§ Dataset items
(begin)
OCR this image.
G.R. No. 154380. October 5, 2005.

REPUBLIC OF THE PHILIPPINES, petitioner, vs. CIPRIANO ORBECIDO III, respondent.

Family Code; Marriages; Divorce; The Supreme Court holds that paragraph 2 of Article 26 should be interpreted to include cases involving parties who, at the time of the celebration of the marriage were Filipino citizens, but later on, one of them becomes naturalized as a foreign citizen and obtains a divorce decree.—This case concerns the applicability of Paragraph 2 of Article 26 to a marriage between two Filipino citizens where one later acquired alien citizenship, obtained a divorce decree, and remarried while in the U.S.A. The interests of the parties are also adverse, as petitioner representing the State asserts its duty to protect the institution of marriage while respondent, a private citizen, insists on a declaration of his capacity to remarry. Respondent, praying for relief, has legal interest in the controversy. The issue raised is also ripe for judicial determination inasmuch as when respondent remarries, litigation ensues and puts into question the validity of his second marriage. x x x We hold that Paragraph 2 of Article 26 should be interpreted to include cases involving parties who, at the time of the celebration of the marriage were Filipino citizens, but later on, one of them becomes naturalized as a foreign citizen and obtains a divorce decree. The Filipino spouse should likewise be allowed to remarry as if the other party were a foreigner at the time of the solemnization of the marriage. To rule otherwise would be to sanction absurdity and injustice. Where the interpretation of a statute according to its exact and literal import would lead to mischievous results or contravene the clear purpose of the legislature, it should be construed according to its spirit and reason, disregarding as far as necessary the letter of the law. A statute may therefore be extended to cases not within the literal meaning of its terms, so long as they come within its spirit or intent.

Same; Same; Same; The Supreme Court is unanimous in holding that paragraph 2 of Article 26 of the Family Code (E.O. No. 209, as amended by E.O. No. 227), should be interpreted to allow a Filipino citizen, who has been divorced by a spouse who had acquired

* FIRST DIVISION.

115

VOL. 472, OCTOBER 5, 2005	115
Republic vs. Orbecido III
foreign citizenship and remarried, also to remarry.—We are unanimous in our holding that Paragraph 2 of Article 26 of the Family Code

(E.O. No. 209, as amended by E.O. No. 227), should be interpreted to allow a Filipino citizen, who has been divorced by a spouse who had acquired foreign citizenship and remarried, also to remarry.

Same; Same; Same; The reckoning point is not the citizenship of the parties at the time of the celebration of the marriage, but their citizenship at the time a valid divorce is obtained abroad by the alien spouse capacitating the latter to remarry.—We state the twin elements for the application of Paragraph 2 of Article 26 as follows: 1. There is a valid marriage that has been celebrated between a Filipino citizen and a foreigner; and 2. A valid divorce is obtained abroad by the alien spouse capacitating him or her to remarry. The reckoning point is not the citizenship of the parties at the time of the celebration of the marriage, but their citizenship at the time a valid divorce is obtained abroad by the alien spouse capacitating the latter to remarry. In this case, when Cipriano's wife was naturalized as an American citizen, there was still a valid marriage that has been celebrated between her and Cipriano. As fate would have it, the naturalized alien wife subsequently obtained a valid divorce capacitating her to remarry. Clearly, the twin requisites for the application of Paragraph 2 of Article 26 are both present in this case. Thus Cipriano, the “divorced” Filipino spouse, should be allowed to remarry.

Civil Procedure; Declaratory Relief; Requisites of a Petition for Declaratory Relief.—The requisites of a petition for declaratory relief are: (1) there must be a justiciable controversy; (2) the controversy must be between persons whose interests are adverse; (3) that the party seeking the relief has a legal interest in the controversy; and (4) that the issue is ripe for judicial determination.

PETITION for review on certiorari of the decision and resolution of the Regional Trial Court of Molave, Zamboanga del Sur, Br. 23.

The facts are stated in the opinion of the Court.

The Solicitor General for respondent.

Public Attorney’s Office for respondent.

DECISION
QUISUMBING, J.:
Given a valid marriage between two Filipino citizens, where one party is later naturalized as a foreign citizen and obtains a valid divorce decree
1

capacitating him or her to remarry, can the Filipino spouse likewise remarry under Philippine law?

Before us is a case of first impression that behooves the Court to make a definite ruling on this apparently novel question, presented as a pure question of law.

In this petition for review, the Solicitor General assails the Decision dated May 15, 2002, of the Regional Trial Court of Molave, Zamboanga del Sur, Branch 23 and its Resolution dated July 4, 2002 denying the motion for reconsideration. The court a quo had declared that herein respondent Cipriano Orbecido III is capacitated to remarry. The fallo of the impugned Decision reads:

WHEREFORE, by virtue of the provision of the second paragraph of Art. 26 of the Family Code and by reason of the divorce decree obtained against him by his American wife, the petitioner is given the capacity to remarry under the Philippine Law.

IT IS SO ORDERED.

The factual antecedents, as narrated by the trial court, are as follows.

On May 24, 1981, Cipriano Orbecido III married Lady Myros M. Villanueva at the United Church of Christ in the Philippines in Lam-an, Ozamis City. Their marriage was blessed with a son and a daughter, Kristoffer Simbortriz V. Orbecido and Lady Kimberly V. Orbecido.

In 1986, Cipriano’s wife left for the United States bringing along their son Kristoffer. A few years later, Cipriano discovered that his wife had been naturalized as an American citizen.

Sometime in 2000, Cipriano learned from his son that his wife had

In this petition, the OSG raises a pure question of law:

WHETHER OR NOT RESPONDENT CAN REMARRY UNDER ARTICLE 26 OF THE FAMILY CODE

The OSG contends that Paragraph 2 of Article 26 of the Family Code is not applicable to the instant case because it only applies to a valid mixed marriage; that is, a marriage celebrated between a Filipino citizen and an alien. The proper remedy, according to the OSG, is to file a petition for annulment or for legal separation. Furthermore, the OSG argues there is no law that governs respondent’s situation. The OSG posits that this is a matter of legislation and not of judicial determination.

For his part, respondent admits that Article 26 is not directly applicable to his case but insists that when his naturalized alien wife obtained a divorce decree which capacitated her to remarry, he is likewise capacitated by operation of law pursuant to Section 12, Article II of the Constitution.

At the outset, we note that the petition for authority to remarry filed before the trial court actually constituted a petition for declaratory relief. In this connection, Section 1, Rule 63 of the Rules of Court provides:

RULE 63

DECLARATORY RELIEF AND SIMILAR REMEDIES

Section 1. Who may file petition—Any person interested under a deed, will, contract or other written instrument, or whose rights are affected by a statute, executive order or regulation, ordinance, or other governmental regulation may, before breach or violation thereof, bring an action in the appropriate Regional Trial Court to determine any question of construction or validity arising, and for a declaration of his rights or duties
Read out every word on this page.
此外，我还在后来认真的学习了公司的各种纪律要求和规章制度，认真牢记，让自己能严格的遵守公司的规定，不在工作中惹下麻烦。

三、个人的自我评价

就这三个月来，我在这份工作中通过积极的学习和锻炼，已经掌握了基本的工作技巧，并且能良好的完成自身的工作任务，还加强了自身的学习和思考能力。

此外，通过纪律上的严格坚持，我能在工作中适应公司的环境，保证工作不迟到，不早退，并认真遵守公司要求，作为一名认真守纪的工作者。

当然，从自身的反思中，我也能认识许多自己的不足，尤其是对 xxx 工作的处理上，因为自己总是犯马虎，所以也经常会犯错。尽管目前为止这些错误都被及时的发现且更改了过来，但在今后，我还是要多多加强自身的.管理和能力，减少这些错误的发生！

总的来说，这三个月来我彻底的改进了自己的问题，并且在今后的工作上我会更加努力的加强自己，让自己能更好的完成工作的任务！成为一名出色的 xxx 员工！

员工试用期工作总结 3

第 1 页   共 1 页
(end)
Extract from the data every line where "review" shows up.

PETITION for review on certiorari of the decision and resolution of the Regional Trial Court of Molave, Zamboanga del Sur, Br. 23.
In this petition for review, the Solicitor General assails the Decision dated May 15, 2002, of the Regional Trial Court of Molave, Zamboanga del Sur, Branch 23 and its Resolution dated July 4, 2002 denying the motion for reconsideration. The court a quo had declared that herein respondent Cipriano Orbecido III is capacitated to remarry. The fallo of the impugned Decision reads:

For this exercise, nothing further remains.